Set down each line of the material that follows, exactly, with no pictures.
──────── PROVIDED DATA ────────
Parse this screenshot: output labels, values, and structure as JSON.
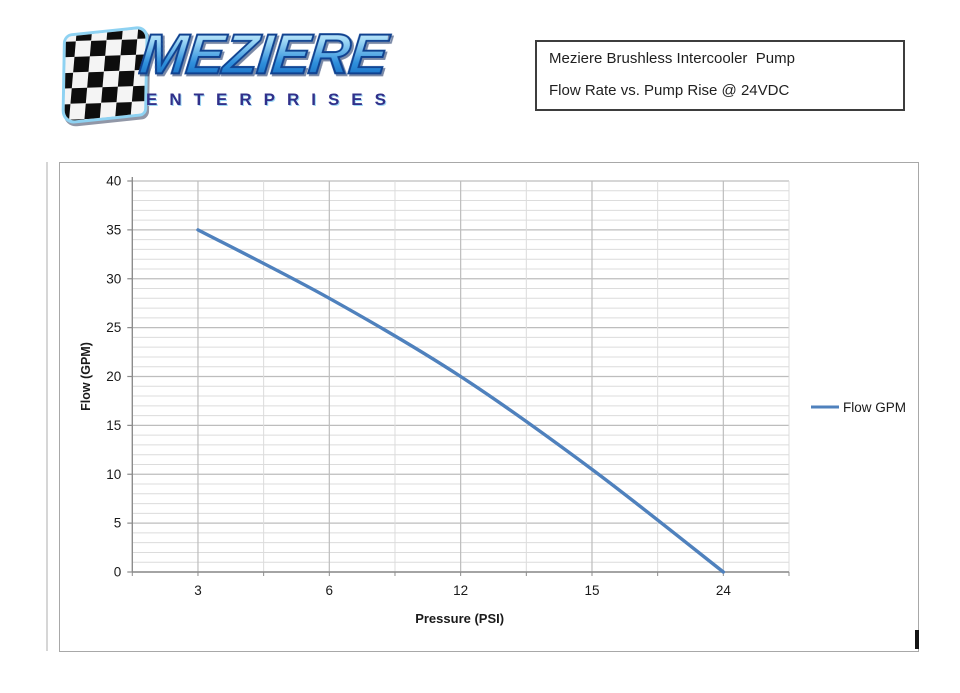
{
  "logo": {
    "brand": "MEZIERE",
    "subbrand": "ENTERPRISES",
    "flag_icon": "checkered-flag",
    "brand_color": "#1e83d8",
    "subbrand_color": "#31308a"
  },
  "title_box": {
    "line1": "Meziere Brushless Intercooler  Pump",
    "line2": "Flow Rate vs. Pump Rise @ 24VDC"
  },
  "chart_data": {
    "type": "line",
    "title": "",
    "categories": [
      "3",
      "6",
      "12",
      "15",
      "24"
    ],
    "series": [
      {
        "name": "Flow GPM",
        "values": [
          35,
          28,
          20,
          10.5,
          0
        ],
        "color": "#4f81bd"
      }
    ],
    "xlabel": "Pressure (PSI)",
    "ylabel": "Flow (GPM)",
    "ylim": [
      0,
      40
    ],
    "y_major": 5,
    "y_minor": 1,
    "grid": "on",
    "smooth": true,
    "legend_position": "right",
    "colors": {
      "line": "#4f81bd",
      "axis": "#8c8c8c",
      "grid_major": "#bdbdbd",
      "grid_minor": "#dcdcdc",
      "text": "#1a1a1a"
    }
  }
}
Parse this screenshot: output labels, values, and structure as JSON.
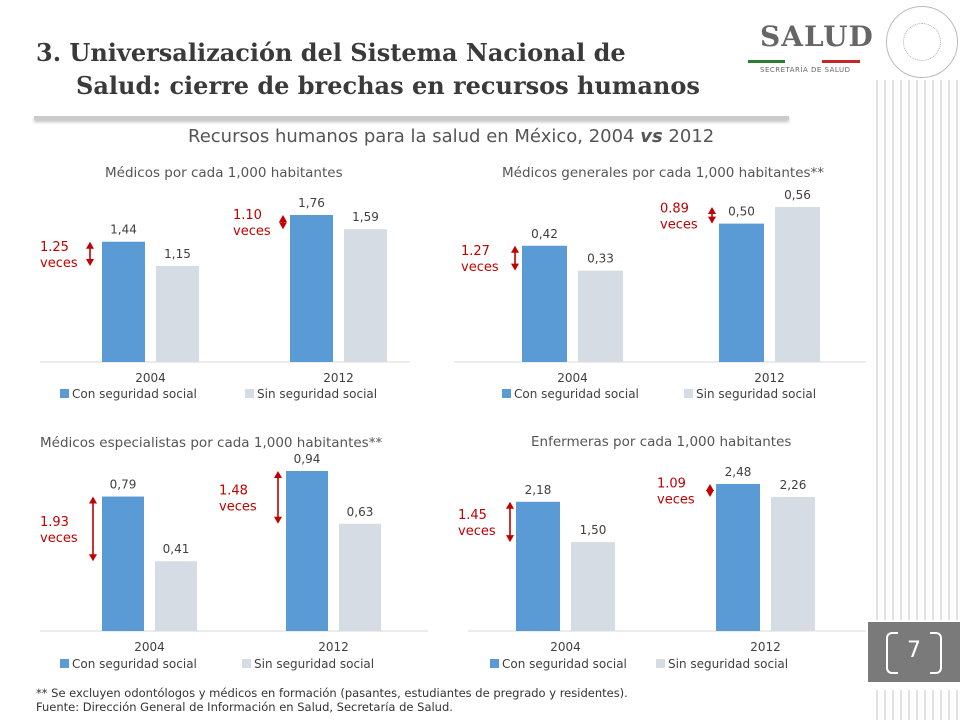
{
  "header": {
    "title_line1": "3. Universalización del Sistema Nacional de",
    "title_line2": "Salud: cierre de brechas en recursos humanos",
    "logo_name": "SALUD",
    "logo_sub": "SECRETARÍA DE SALUD",
    "subtitle_pre": "Recursos humanos para la salud en México, 2004 ",
    "subtitle_em": "vs",
    "subtitle_post": " 2012"
  },
  "colors": {
    "con": "#5b9bd5",
    "sin": "#d6dce4",
    "arrow": "#c00000"
  },
  "chart_data": [
    {
      "type": "bar",
      "title": "Médicos por cada 1,000 habitantes",
      "categories": [
        "2004",
        "2012"
      ],
      "series": [
        {
          "name": "Con seguridad social",
          "values": [
            1.44,
            1.76
          ],
          "labels": [
            "1,44",
            "1,76"
          ]
        },
        {
          "name": "Sin seguridad social",
          "values": [
            1.15,
            1.59
          ],
          "labels": [
            "1,15",
            "1,59"
          ]
        }
      ],
      "ratios": [
        [
          "1.25",
          "veces"
        ],
        [
          "1.10",
          "veces"
        ]
      ],
      "legend": "bottom"
    },
    {
      "type": "bar",
      "title": "Médicos generales por cada 1,000 habitantes**",
      "categories": [
        "2004",
        "2012"
      ],
      "series": [
        {
          "name": "Con seguridad social",
          "values": [
            0.42,
            0.5
          ],
          "labels": [
            "0,42",
            "0,50"
          ]
        },
        {
          "name": "Sin seguridad social",
          "values": [
            0.33,
            0.56
          ],
          "labels": [
            "0,33",
            "0,56"
          ]
        }
      ],
      "ratios": [
        [
          "1.27",
          "veces"
        ],
        [
          "0.89",
          "veces"
        ]
      ],
      "legend": "bottom"
    },
    {
      "type": "bar",
      "title": "Médicos especialistas por cada 1,000 habitantes**",
      "categories": [
        "2004",
        "2012"
      ],
      "series": [
        {
          "name": "Con seguridad social",
          "values": [
            0.79,
            0.94
          ],
          "labels": [
            "0,79",
            "0,94"
          ]
        },
        {
          "name": "Sin seguridad social",
          "values": [
            0.41,
            0.63
          ],
          "labels": [
            "0,41",
            "0,63"
          ]
        }
      ],
      "ratios": [
        [
          "1.93",
          "veces"
        ],
        [
          "1.48",
          "veces"
        ]
      ],
      "legend": "bottom"
    },
    {
      "type": "bar",
      "title": "Enfermeras por cada 1,000 habitantes",
      "categories": [
        "2004",
        "2012"
      ],
      "series": [
        {
          "name": "Con seguridad social",
          "values": [
            2.18,
            2.48
          ],
          "labels": [
            "2,18",
            "2,48"
          ]
        },
        {
          "name": "Sin seguridad social",
          "values": [
            1.5,
            2.26
          ],
          "labels": [
            "1,50",
            "2,26"
          ]
        }
      ],
      "ratios": [
        [
          "1.45",
          "veces"
        ],
        [
          "1.09",
          "veces"
        ]
      ],
      "legend": "bottom"
    }
  ],
  "footer": {
    "note": "** Se excluyen odontólogos y médicos en formación (pasantes, estudiantes de pregrado y residentes).",
    "source": "Fuente: Dirección General de Información en Salud, Secretaría de Salud.",
    "page_number": "7"
  }
}
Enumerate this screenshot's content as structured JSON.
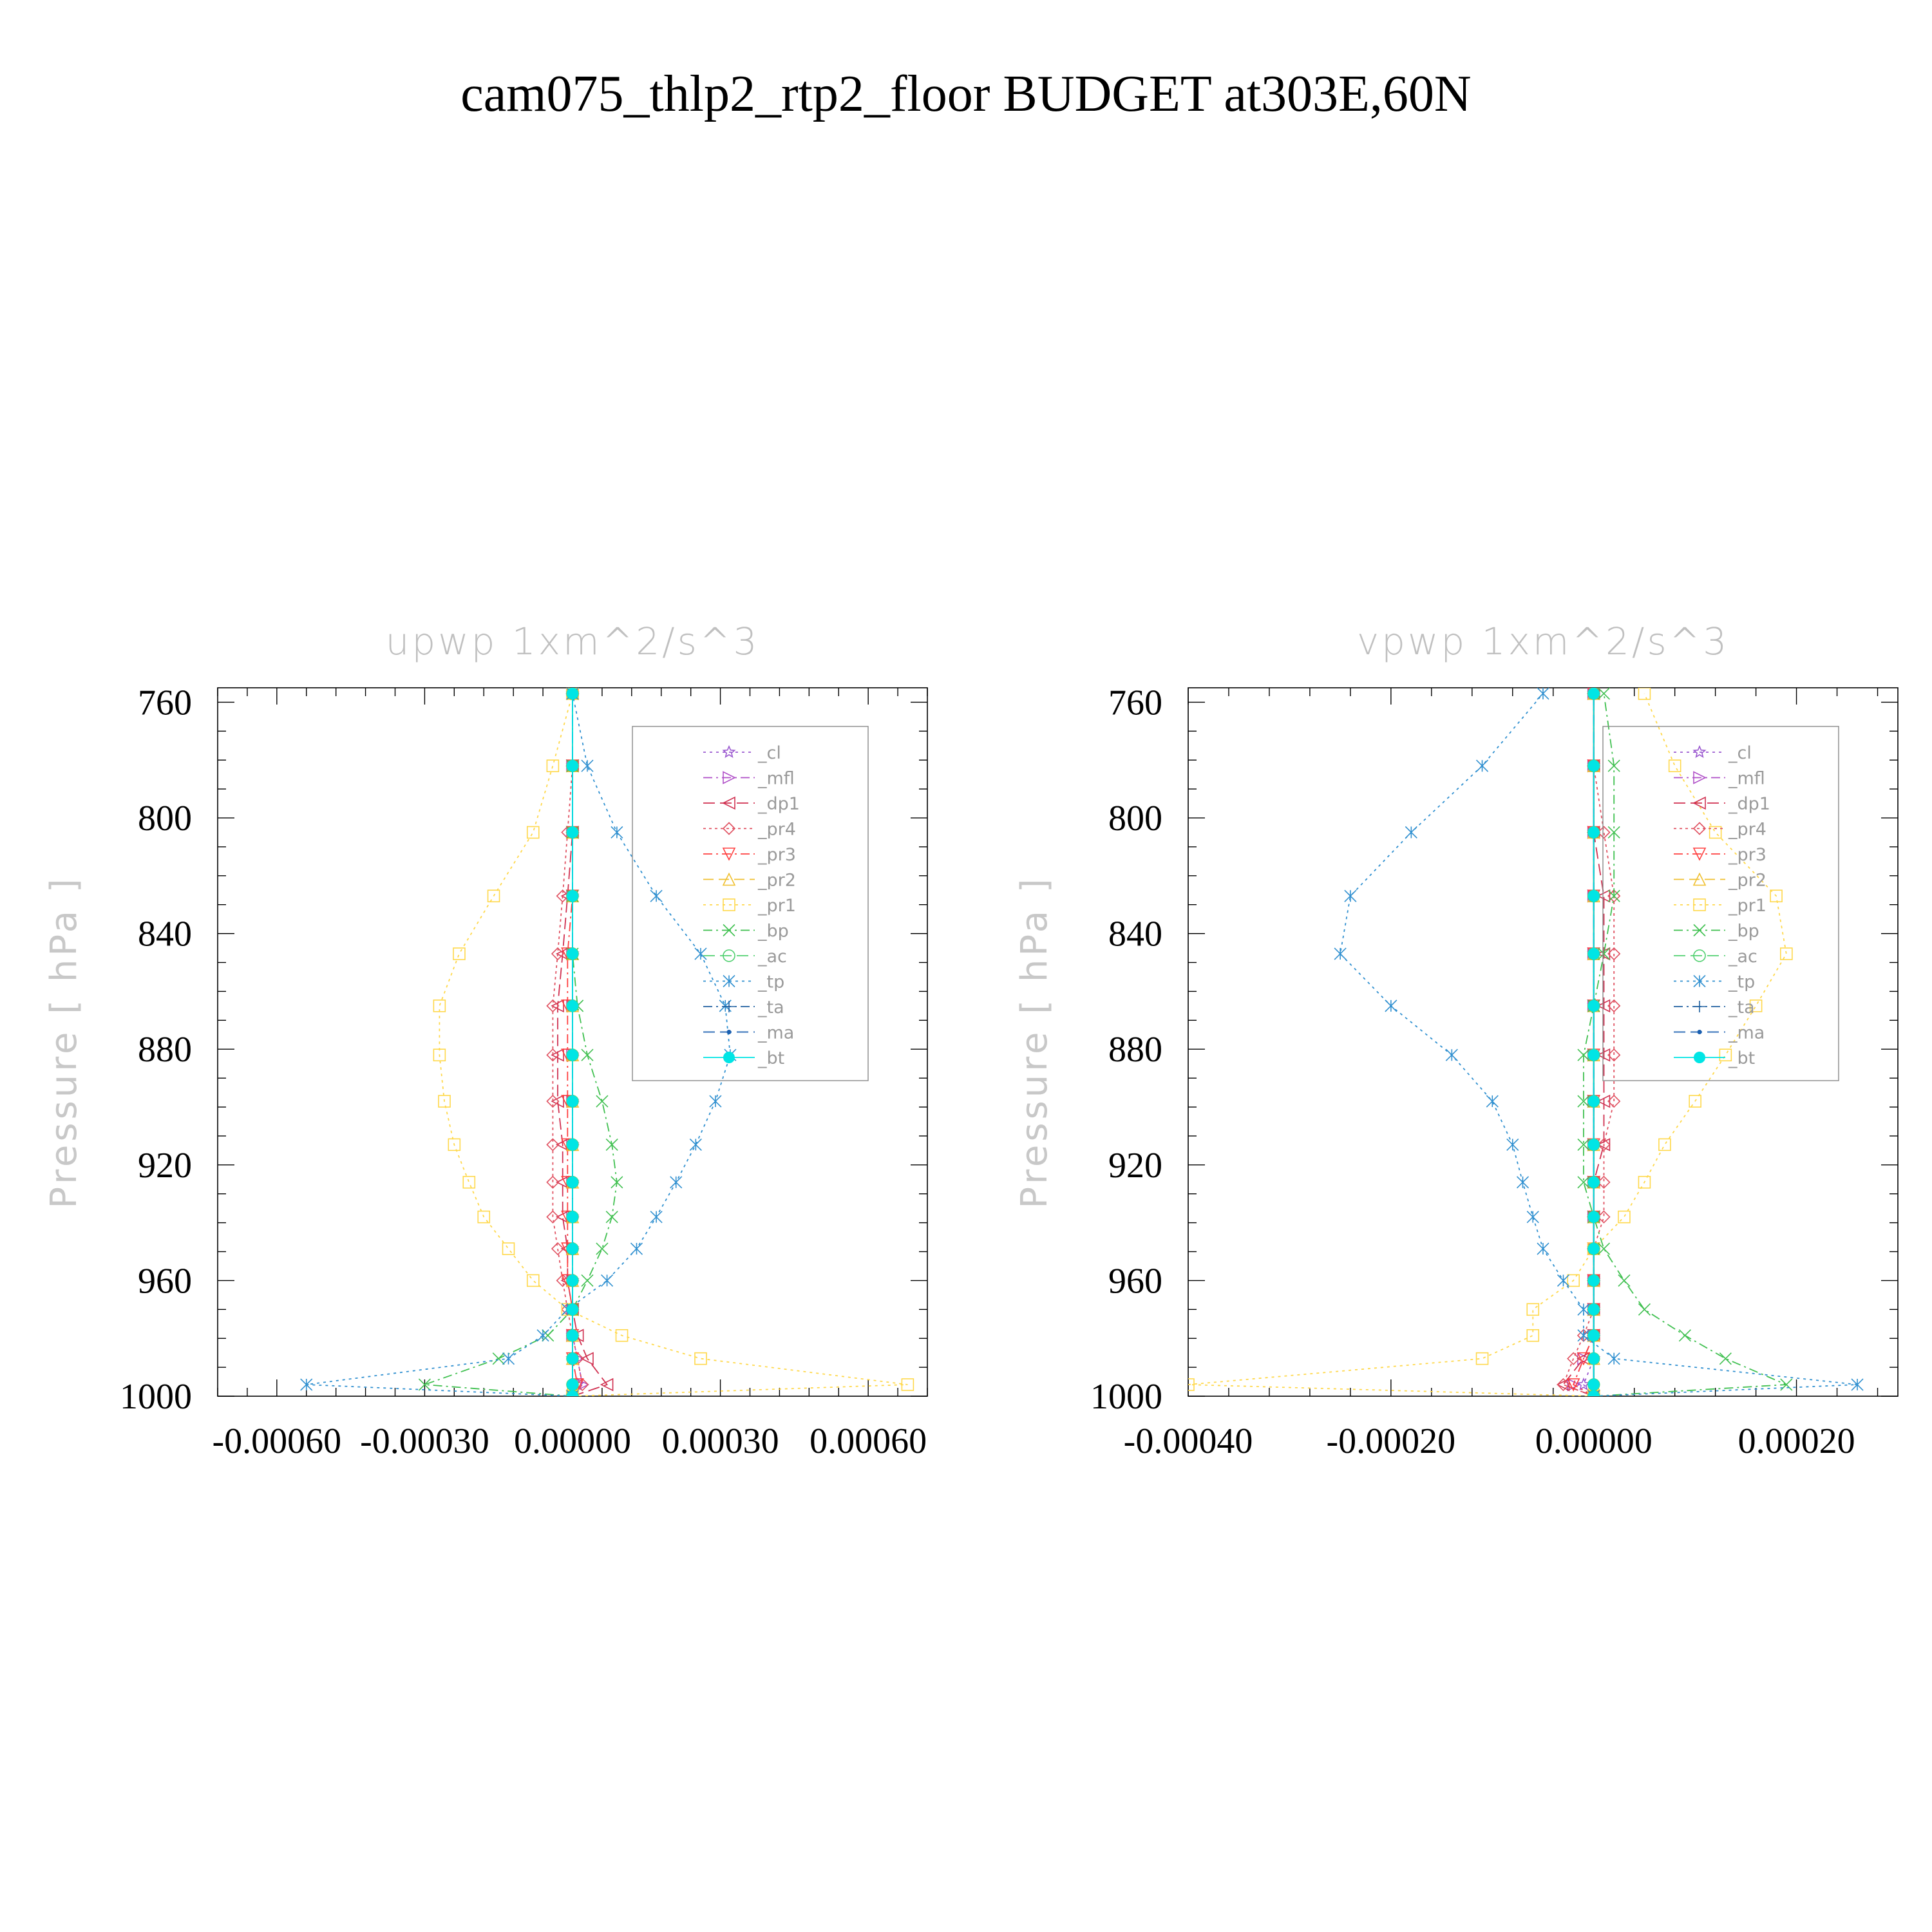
────────
RESPONSE BELOW -
Parse this screenshot: output labels, values, and structure as JSON.
{
  "logo": {
    "brand": "MEZIERE",
    "subbrand": "ENTERPRISES",
    "flag_icon": "checkered-flag",
    "brand_color": "#1e83d8",
    "subbrand_color": "#31308a"
  },
  "title_box": {
    "line1": "Meziere Brushless Intercooler  Pump",
    "line2": "Flow Rate vs. Pump Rise @ 24VDC"
  },
  "chart_data": {
    "type": "line",
    "title": "",
    "categories": [
      "3",
      "6",
      "12",
      "15",
      "24"
    ],
    "series": [
      {
        "name": "Flow GPM",
        "values": [
          35,
          28,
          20,
          10.5,
          0
        ],
        "color": "#4f81bd"
      }
    ],
    "xlabel": "Pressure (PSI)",
    "ylabel": "Flow (GPM)",
    "ylim": [
      0,
      40
    ],
    "y_major": 5,
    "y_minor": 1,
    "grid": "on",
    "smooth": true,
    "legend_position": "right",
    "colors": {
      "line": "#4f81bd",
      "axis": "#8c8c8c",
      "grid_major": "#bdbdbd",
      "grid_minor": "#dcdcdc",
      "text": "#1a1a1a"
    }
  }
}
Parse this screenshot: output labels, values, and structure as JSON.
{
  "header": {
    "title_line1": "3. Universalización del Sistema Nacional de",
    "title_line2": "Salud: cierre de brechas en recursos humanos",
    "logo_name": "SALUD",
    "logo_sub": "SECRETARÍA DE SALUD",
    "subtitle_pre": "Recursos humanos para la salud en México, 2004 ",
    "subtitle_em": "vs",
    "subtitle_post": " 2012"
  },
  "colors": {
    "con": "#5b9bd5",
    "sin": "#d6dce4",
    "arrow": "#c00000"
  },
  "chart_data": [
    {
      "type": "bar",
      "title": "Médicos por cada 1,000 habitantes",
      "categories": [
        "2004",
        "2012"
      ],
      "series": [
        {
          "name": "Con seguridad social",
          "values": [
            1.44,
            1.76
          ],
          "labels": [
            "1,44",
            "1,76"
          ]
        },
        {
          "name": "Sin seguridad social",
          "values": [
            1.15,
            1.59
          ],
          "labels": [
            "1,15",
            "1,59"
          ]
        }
      ],
      "ratios": [
        [
          "1.25",
          "veces"
        ],
        [
          "1.10",
          "veces"
        ]
      ],
      "legend": "bottom"
    },
    {
      "type": "bar",
      "title": "Médicos generales por cada 1,000 habitantes**",
      "categories": [
        "2004",
        "2012"
      ],
      "series": [
        {
          "name": "Con seguridad social",
          "values": [
            0.42,
            0.5
          ],
          "labels": [
            "0,42",
            "0,50"
          ]
        },
        {
          "name": "Sin seguridad social",
          "values": [
            0.33,
            0.56
          ],
          "labels": [
            "0,33",
            "0,56"
          ]
        }
      ],
      "ratios": [
        [
          "1.27",
          "veces"
        ],
        [
          "0.89",
          "veces"
        ]
      ],
      "legend": "bottom"
    },
    {
      "type": "bar",
      "title": "Médicos especialistas por cada 1,000 habitantes**",
      "categories": [
        "2004",
        "2012"
      ],
      "series": [
        {
          "name": "Con seguridad social",
          "values": [
            0.79,
            0.94
          ],
          "labels": [
            "0,79",
            "0,94"
          ]
        },
        {
          "name": "Sin seguridad social",
          "values": [
            0.41,
            0.63
          ],
          "labels": [
            "0,41",
            "0,63"
          ]
        }
      ],
      "ratios": [
        [
          "1.93",
          "veces"
        ],
        [
          "1.48",
          "veces"
        ]
      ],
      "legend": "bottom"
    },
    {
      "type": "bar",
      "title": "Enfermeras por cada 1,000 habitantes",
      "categories": [
        "2004",
        "2012"
      ],
      "series": [
        {
          "name": "Con seguridad social",
          "values": [
            2.18,
            2.48
          ],
          "labels": [
            "2,18",
            "2,48"
          ]
        },
        {
          "name": "Sin seguridad social",
          "values": [
            1.5,
            2.26
          ],
          "labels": [
            "1,50",
            "2,26"
          ]
        }
      ],
      "ratios": [
        [
          "1.45",
          "veces"
        ],
        [
          "1.09",
          "veces"
        ]
      ],
      "legend": "bottom"
    }
  ],
  "footer": {
    "note": "** Se excluyen odontólogos y médicos en formación (pasantes, estudiantes de pregrado y residentes).",
    "source": "Fuente: Dirección General de Información en Salud, Secretaría de Salud.",
    "page_number": "7"
  }
}
Enumerate this screenshot's content as structured JSON.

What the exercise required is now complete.